Input records –
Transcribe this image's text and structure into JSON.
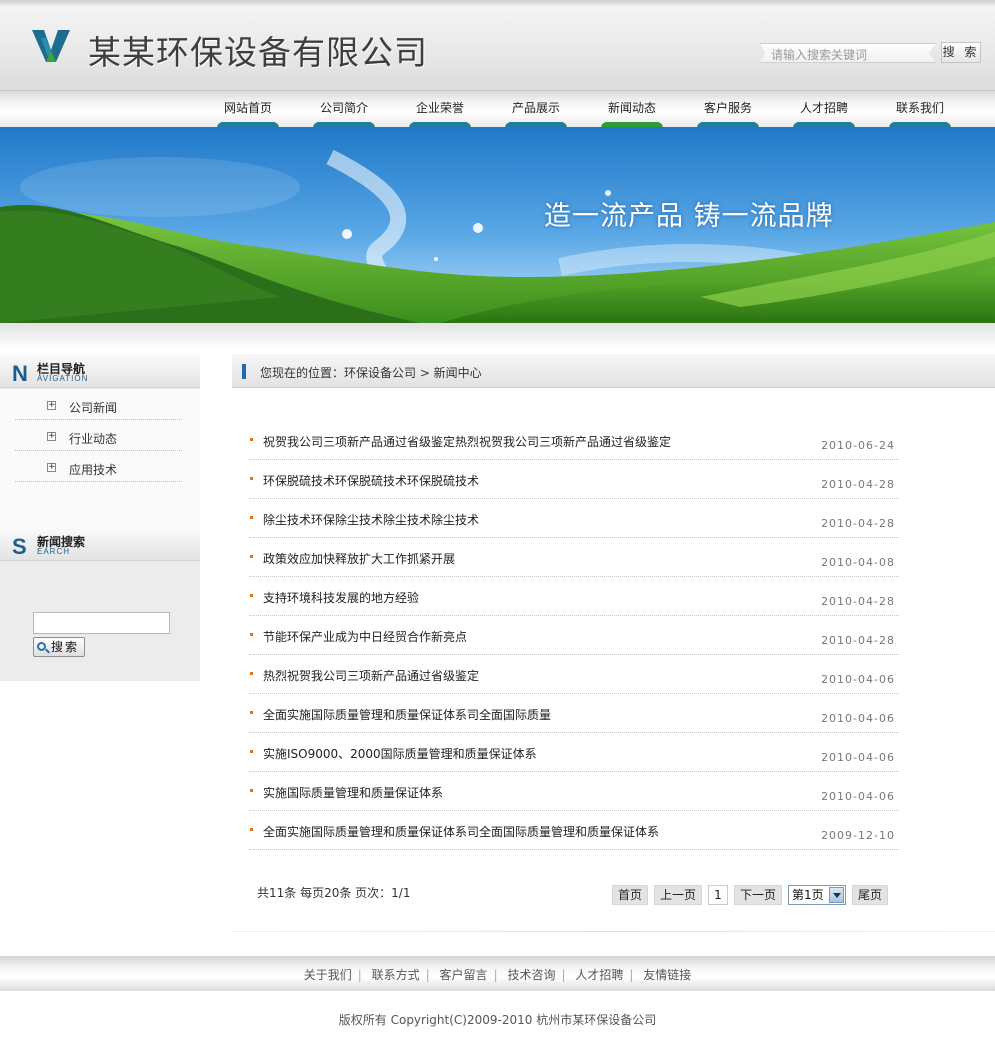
{
  "header": {
    "company_name": "某某环保设备有限公司",
    "search_placeholder": "请输入搜索关键词",
    "search_button": "搜 索"
  },
  "nav": {
    "items": [
      "网站首页",
      "公司简介",
      "企业荣誉",
      "产品展示",
      "新闻动态",
      "客户服务",
      "人才招聘",
      "联系我们"
    ],
    "active_index": 4
  },
  "banner": {
    "slogan": "造一流产品 铸一流品牌"
  },
  "sidebar": {
    "nav_title": "栏目导航",
    "nav_subtitle": "AVIGATION",
    "nav_letter": "N",
    "items": [
      {
        "label": "公司新闻"
      },
      {
        "label": "行业动态"
      },
      {
        "label": "应用技术"
      }
    ],
    "search_title": "新闻搜索",
    "search_subtitle": "EARCH",
    "search_letter": "S",
    "search_button": "搜索"
  },
  "location": {
    "text": "您现在的位置：环保设备公司 > 新闻中心"
  },
  "news": [
    {
      "title": "祝贺我公司三项新产品通过省级鉴定热烈祝贺我公司三项新产品通过省级鉴定",
      "date": "2010-06-24"
    },
    {
      "title": "环保脱硫技术环保脱硫技术环保脱硫技术",
      "date": "2010-04-28"
    },
    {
      "title": "除尘技术环保除尘技术除尘技术除尘技术",
      "date": "2010-04-28"
    },
    {
      "title": "政策效应加快释放扩大工作抓紧开展",
      "date": "2010-04-08"
    },
    {
      "title": "支持环境科技发展的地方经验",
      "date": "2010-04-28"
    },
    {
      "title": "节能环保产业成为中日经贸合作新亮点",
      "date": "2010-04-28"
    },
    {
      "title": "热烈祝贺我公司三项新产品通过省级鉴定",
      "date": "2010-04-06"
    },
    {
      "title": "全面实施国际质量管理和质量保证体系司全面国际质量",
      "date": "2010-04-06"
    },
    {
      "title": "实施ISO9000、2000国际质量管理和质量保证体系",
      "date": "2010-04-06"
    },
    {
      "title": "实施国际质量管理和质量保证体系",
      "date": "2010-04-06"
    },
    {
      "title": "全面实施国际质量管理和质量保证体系司全面国际质量管理和质量保证体系",
      "date": "2009-12-10"
    }
  ],
  "pager": {
    "info": "共11条  每页20条  页次：1/1",
    "first": "首页",
    "prev": "上一页",
    "current": "1",
    "next": "下一页",
    "select": "第1页",
    "last": "尾页"
  },
  "footer": {
    "links": [
      "关于我们",
      "联系方式",
      "客户留言",
      "技术咨询",
      "人才招聘",
      "友情链接"
    ],
    "separator": "|",
    "copyright": "版权所有  Copyright(C)2009-2010 杭州市某环保设备公司"
  },
  "colors": {
    "accent_blue": "#1f7d9f",
    "active_green": "#2f9a39",
    "bullet_orange": "#e0741a"
  }
}
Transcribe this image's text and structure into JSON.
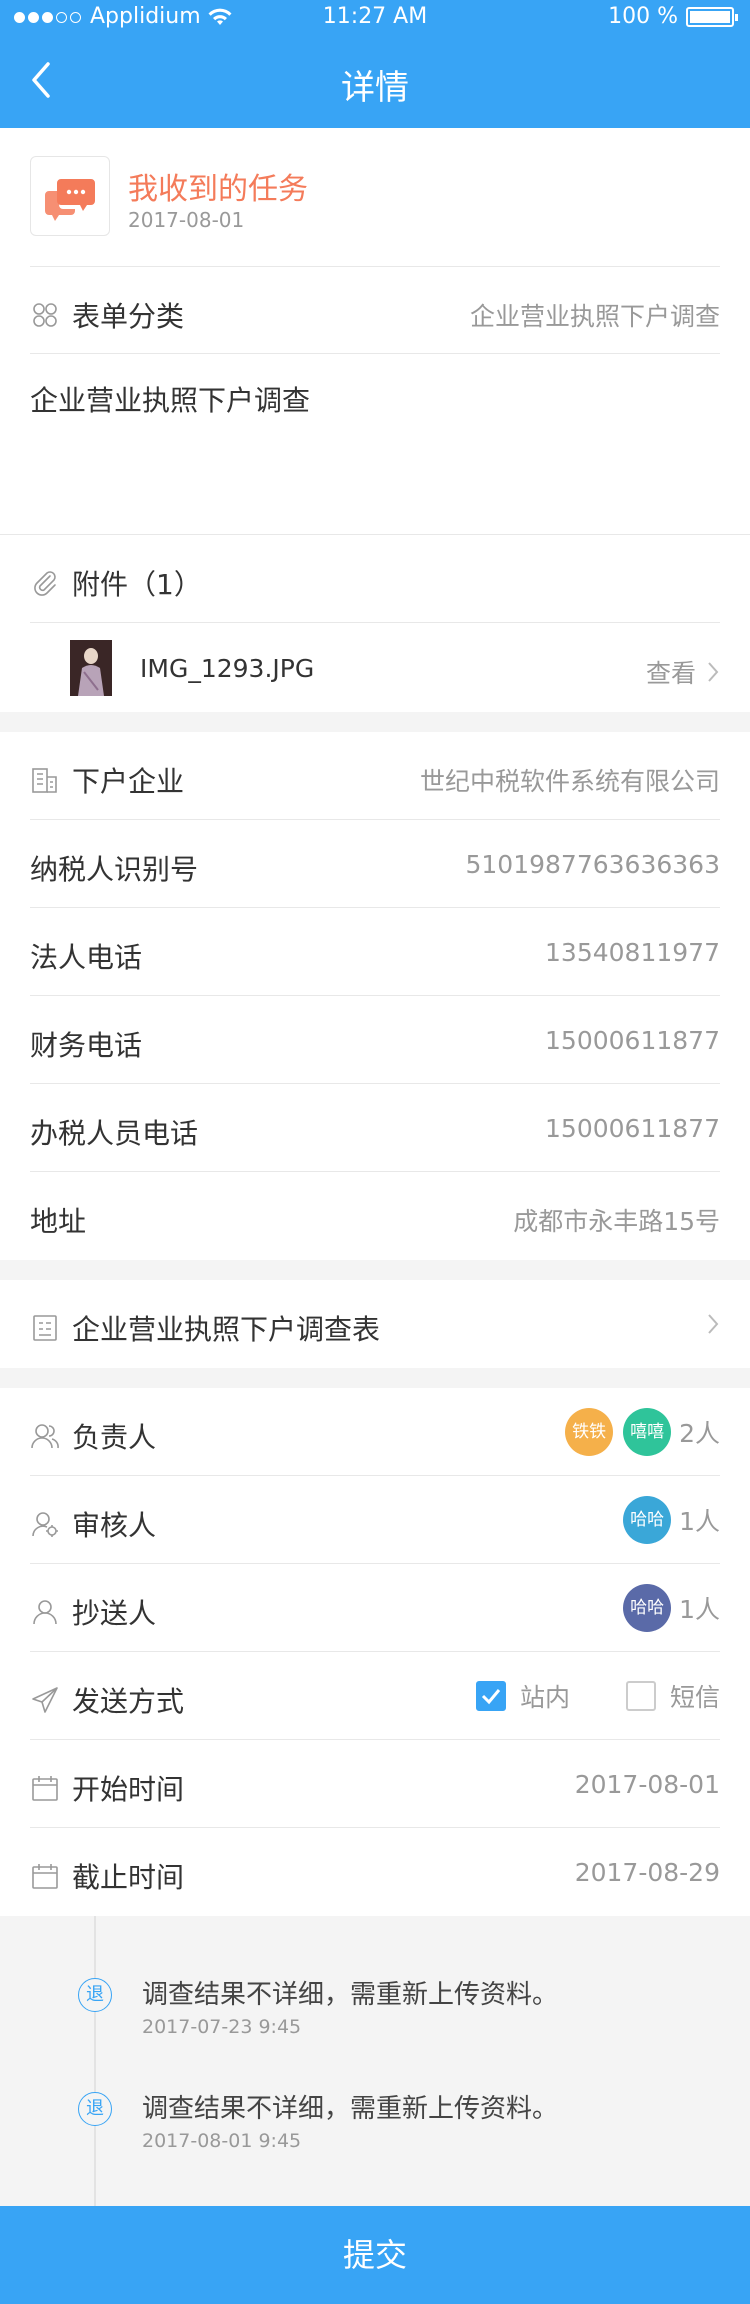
{
  "status_bar": {
    "carrier": "Applidium",
    "time": "11:27 AM",
    "battery": "100 %"
  },
  "nav": {
    "title": "详情"
  },
  "task": {
    "title": "我收到的任务",
    "date": "2017-08-01"
  },
  "form_category": {
    "label": "表单分类",
    "value": "企业营业执照下户调查"
  },
  "description": "企业营业执照下户调查",
  "attachments": {
    "label": "附件（1）",
    "file_name": "IMG_1293.JPG",
    "view_label": "查看"
  },
  "company": [
    {
      "label": "下户企业",
      "value": "世纪中税软件系统有限公司"
    },
    {
      "label": "纳税人识别号",
      "value": "5101987763636363"
    },
    {
      "label": "法人电话",
      "value": "13540811977"
    },
    {
      "label": "财务电话",
      "value": "15000611877"
    },
    {
      "label": "办税人员电话",
      "value": "15000611877"
    },
    {
      "label": "地址",
      "value": "成都市永丰路15号"
    }
  ],
  "survey_form": {
    "label": "企业营业执照下户调查表"
  },
  "people": {
    "owner": {
      "label": "负责人",
      "avatars": [
        "铁铁",
        "嘻嘻"
      ],
      "count": "2人"
    },
    "reviewer": {
      "label": "审核人",
      "avatars": [
        "哈哈"
      ],
      "count": "1人"
    },
    "cc": {
      "label": "抄送人",
      "avatars": [
        "哈哈"
      ],
      "count": "1人"
    }
  },
  "send_method": {
    "label": "发送方式",
    "options": [
      {
        "label": "站内",
        "checked": true
      },
      {
        "label": "短信",
        "checked": false
      }
    ]
  },
  "start_time": {
    "label": "开始时间",
    "value": "2017-08-01"
  },
  "end_time": {
    "label": "截止时间",
    "value": "2017-08-29"
  },
  "timeline": [
    {
      "badge": "退",
      "text": "调查结果不详细，需重新上传资料。",
      "date": "2017-07-23 9:45"
    },
    {
      "badge": "退",
      "text": "调查结果不详细，需重新上传资料。",
      "date": "2017-08-01 9:45"
    }
  ],
  "submit_label": "提交",
  "colors": {
    "primary": "#38a4f5",
    "accent": "#f47b5a",
    "avatar_orange": "#f5b04a",
    "avatar_green": "#2fc49a",
    "avatar_blue": "#3aa7d8",
    "avatar_indigo": "#5a6aa8"
  }
}
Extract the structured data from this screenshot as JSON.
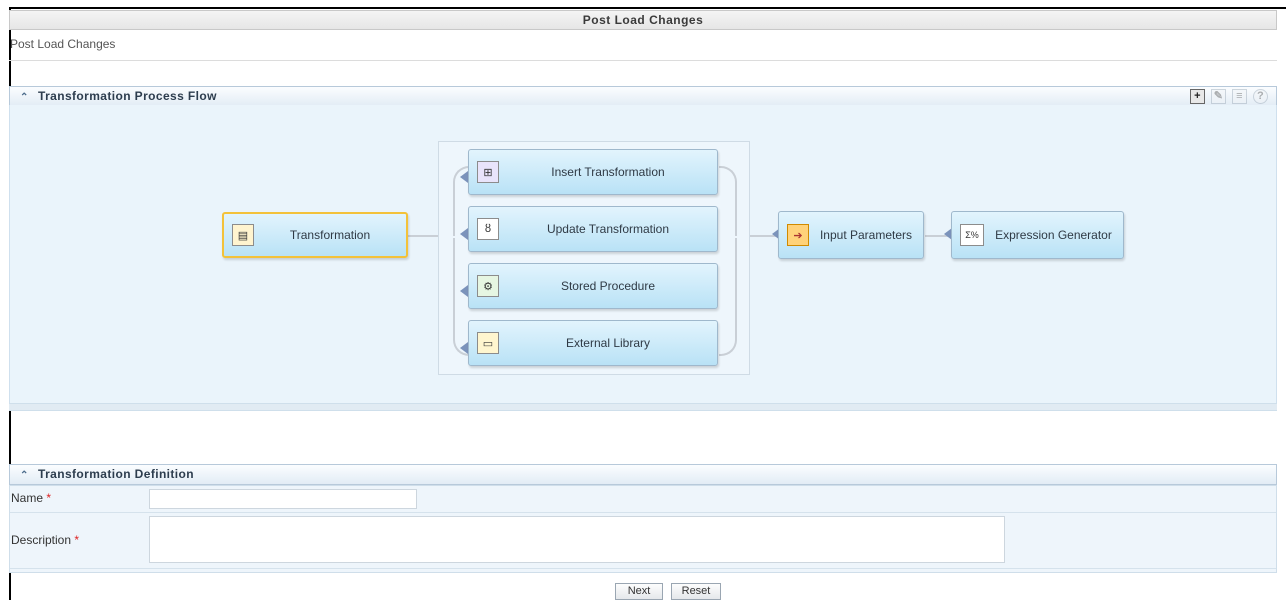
{
  "page": {
    "title": "Post Load Changes",
    "breadcrumb": "Post Load Changes"
  },
  "process_flow": {
    "title": "Transformation Process Flow",
    "toolbar": [
      {
        "name": "add-icon",
        "label": "+",
        "state": "active"
      },
      {
        "name": "edit-icon",
        "label": "✎",
        "state": "disabled"
      },
      {
        "name": "delete-icon",
        "label": "≡",
        "state": "disabled"
      },
      {
        "name": "help-icon",
        "label": "?",
        "state": "disabled"
      }
    ],
    "nodes": {
      "transformation": "Transformation",
      "insert": "Insert Transformation",
      "update": "Update Transformation",
      "stored_procedure": "Stored Procedure",
      "external_library": "External Library",
      "input_parameters": "Input Parameters",
      "expression_generator": "Expression Generator"
    },
    "icons": {
      "transformation": "▤",
      "insert": "⊞",
      "update": "ȣ",
      "stored_procedure": "⚙",
      "external_library": "▭",
      "input_parameters": "➔",
      "expression_generator": "Σ%"
    },
    "colors": {
      "selected_border": "#f3c23a",
      "node_fill": "#b9e2f6",
      "area": "#eaf4fb"
    }
  },
  "definition": {
    "title": "Transformation Definition",
    "name_label": "Name",
    "name_value": "",
    "description_label": "Description",
    "description_value": "",
    "required_marker": "*"
  },
  "buttons": {
    "next": "Next",
    "reset": "Reset"
  }
}
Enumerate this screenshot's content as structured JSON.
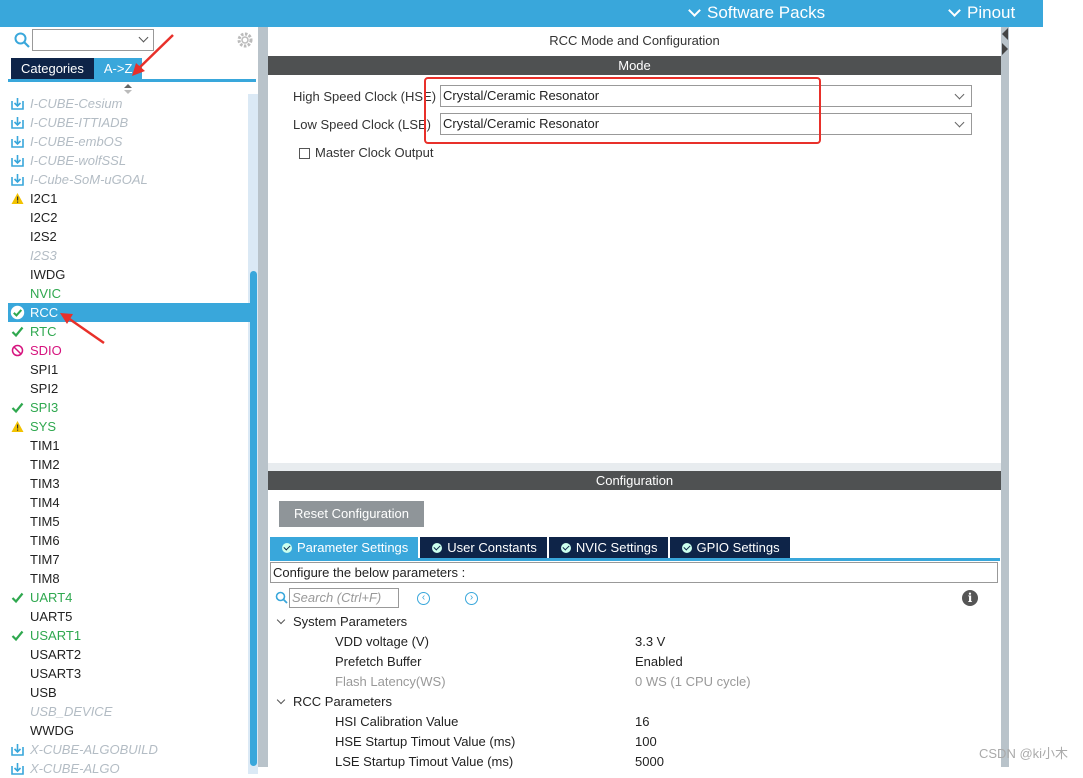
{
  "topbar": {
    "software_packs": "Software Packs",
    "pinout": "Pinout"
  },
  "sidebar": {
    "tabs": [
      {
        "label": "Categories"
      },
      {
        "label": "A->Z"
      }
    ],
    "items": [
      {
        "label": "I-CUBE-Cesium",
        "style": "gray",
        "icon": "download-icon"
      },
      {
        "label": "I-CUBE-ITTIADB",
        "style": "gray",
        "icon": "download-icon"
      },
      {
        "label": "I-CUBE-embOS",
        "style": "gray",
        "icon": "download-icon"
      },
      {
        "label": "I-CUBE-wolfSSL",
        "style": "gray",
        "icon": "download-icon"
      },
      {
        "label": "I-Cube-SoM-uGOAL",
        "style": "gray",
        "icon": "download-icon"
      },
      {
        "label": "I2C1",
        "style": "",
        "icon": "warning-icon"
      },
      {
        "label": "I2C2",
        "style": "",
        "icon": ""
      },
      {
        "label": "I2S2",
        "style": "",
        "icon": ""
      },
      {
        "label": "I2S3",
        "style": "gray",
        "icon": ""
      },
      {
        "label": "IWDG",
        "style": "",
        "icon": ""
      },
      {
        "label": "NVIC",
        "style": "green",
        "icon": ""
      },
      {
        "label": "RCC",
        "style": "sel",
        "icon": "check-circle-icon"
      },
      {
        "label": "RTC",
        "style": "green",
        "icon": "check-icon"
      },
      {
        "label": "SDIO",
        "style": "pink",
        "icon": "ban-icon"
      },
      {
        "label": "SPI1",
        "style": "",
        "icon": ""
      },
      {
        "label": "SPI2",
        "style": "",
        "icon": ""
      },
      {
        "label": "SPI3",
        "style": "green",
        "icon": "check-icon"
      },
      {
        "label": "SYS",
        "style": "green",
        "icon": "warning-icon"
      },
      {
        "label": "TIM1",
        "style": "",
        "icon": ""
      },
      {
        "label": "TIM2",
        "style": "",
        "icon": ""
      },
      {
        "label": "TIM3",
        "style": "",
        "icon": ""
      },
      {
        "label": "TIM4",
        "style": "",
        "icon": ""
      },
      {
        "label": "TIM5",
        "style": "",
        "icon": ""
      },
      {
        "label": "TIM6",
        "style": "",
        "icon": ""
      },
      {
        "label": "TIM7",
        "style": "",
        "icon": ""
      },
      {
        "label": "TIM8",
        "style": "",
        "icon": ""
      },
      {
        "label": "UART4",
        "style": "green",
        "icon": "check-icon"
      },
      {
        "label": "UART5",
        "style": "",
        "icon": ""
      },
      {
        "label": "USART1",
        "style": "green",
        "icon": "check-icon"
      },
      {
        "label": "USART2",
        "style": "",
        "icon": ""
      },
      {
        "label": "USART3",
        "style": "",
        "icon": ""
      },
      {
        "label": "USB",
        "style": "",
        "icon": ""
      },
      {
        "label": "USB_DEVICE",
        "style": "gray",
        "icon": ""
      },
      {
        "label": "WWDG",
        "style": "",
        "icon": ""
      },
      {
        "label": "X-CUBE-ALGOBUILD",
        "style": "gray",
        "icon": "download-icon"
      },
      {
        "label": "X-CUBE-ALGO",
        "style": "gray",
        "icon": "download-icon"
      }
    ]
  },
  "main": {
    "title": "RCC Mode and Configuration",
    "mode_header": "Mode",
    "hse_label": "High Speed Clock (HSE)",
    "hse_value": "Crystal/Ceramic Resonator",
    "lse_label": "Low Speed Clock (LSE)",
    "lse_value": "Crystal/Ceramic Resonator",
    "mco_label": "Master Clock Output",
    "config_header": "Configuration",
    "reset_button": "Reset Configuration",
    "tabs": [
      {
        "label": "Parameter Settings"
      },
      {
        "label": "User Constants"
      },
      {
        "label": "NVIC Settings"
      },
      {
        "label": "GPIO Settings"
      }
    ],
    "configure_text": "Configure the below parameters :",
    "search_placeholder": "Search (Ctrl+F)",
    "params": [
      {
        "group": true,
        "key": "System Parameters",
        "value": ""
      },
      {
        "key": "VDD voltage (V)",
        "value": "3.3 V"
      },
      {
        "key": "Prefetch Buffer",
        "value": "Enabled"
      },
      {
        "key": "Flash Latency(WS)",
        "value": "0 WS (1 CPU cycle)",
        "disabled": true
      },
      {
        "group": true,
        "key": "RCC Parameters",
        "value": ""
      },
      {
        "key": "HSI Calibration Value",
        "value": "16"
      },
      {
        "key": "HSE Startup Timout Value (ms)",
        "value": "100"
      },
      {
        "key": "LSE Startup Timout Value (ms)",
        "value": "5000"
      }
    ]
  },
  "watermark": "CSDN @ki小木",
  "colors": {
    "accent": "#39a7db",
    "dark_tab": "#0e2448",
    "header": "#4f5152",
    "annotation": "#e8302a"
  }
}
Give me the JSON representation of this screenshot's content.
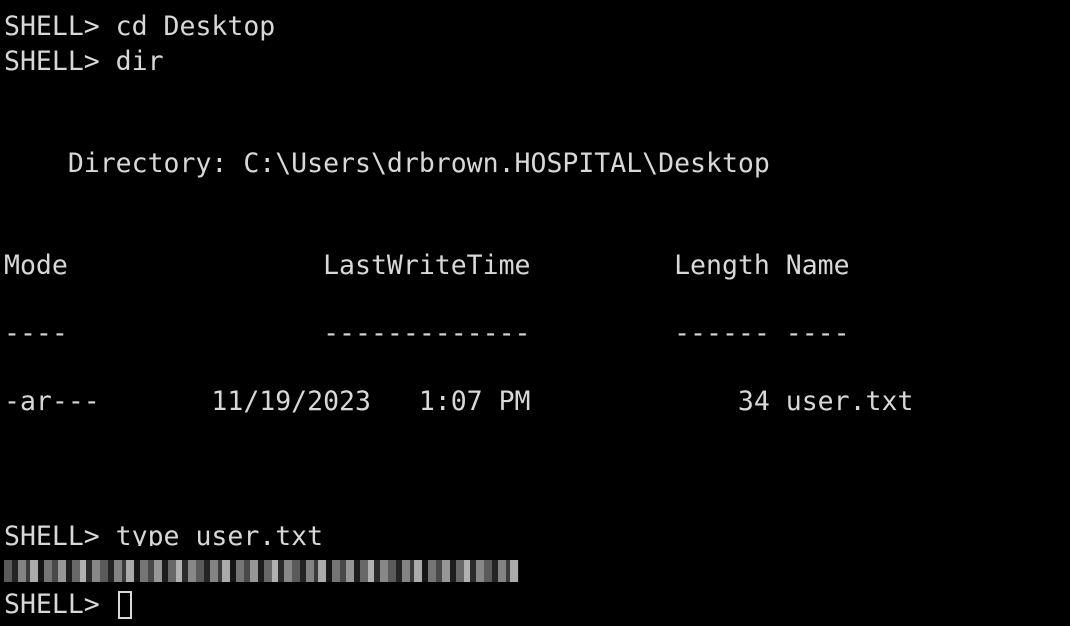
{
  "terminal": {
    "lines": [
      "SHELL> cd Desktop",
      "SHELL> dir",
      "    Directory: C:\\Users\\drbrown.HOSPITAL\\Desktop",
      "Mode                LastWriteTime         Length Name",
      "----                -------------         ------ ----",
      "-ar---       11/19/2023   1:07 PM             34 user.txt",
      "SHELL> type user.txt"
    ],
    "redacted_output": "[redacted flag value]",
    "prompt": "SHELL> "
  },
  "colors": {
    "background": "#000000",
    "foreground": "#d8d8d8"
  }
}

Problem – Quote, please, only the lines running from the one with "Give me the" down to the final line of the data above, keeping both ends and skipping the pictures.

Solution for this task –
Give me the JSON representation of this screenshot's content.
{
  "terminal": {
    "lines": [
      "SHELL> cd Desktop",
      "SHELL> dir",
      "    Directory: C:\\Users\\drbrown.HOSPITAL\\Desktop",
      "Mode                LastWriteTime         Length Name",
      "----                -------------         ------ ----",
      "-ar---       11/19/2023   1:07 PM             34 user.txt",
      "SHELL> type user.txt"
    ],
    "redacted_output": "[redacted flag value]",
    "prompt": "SHELL> "
  },
  "colors": {
    "background": "#000000",
    "foreground": "#d8d8d8"
  }
}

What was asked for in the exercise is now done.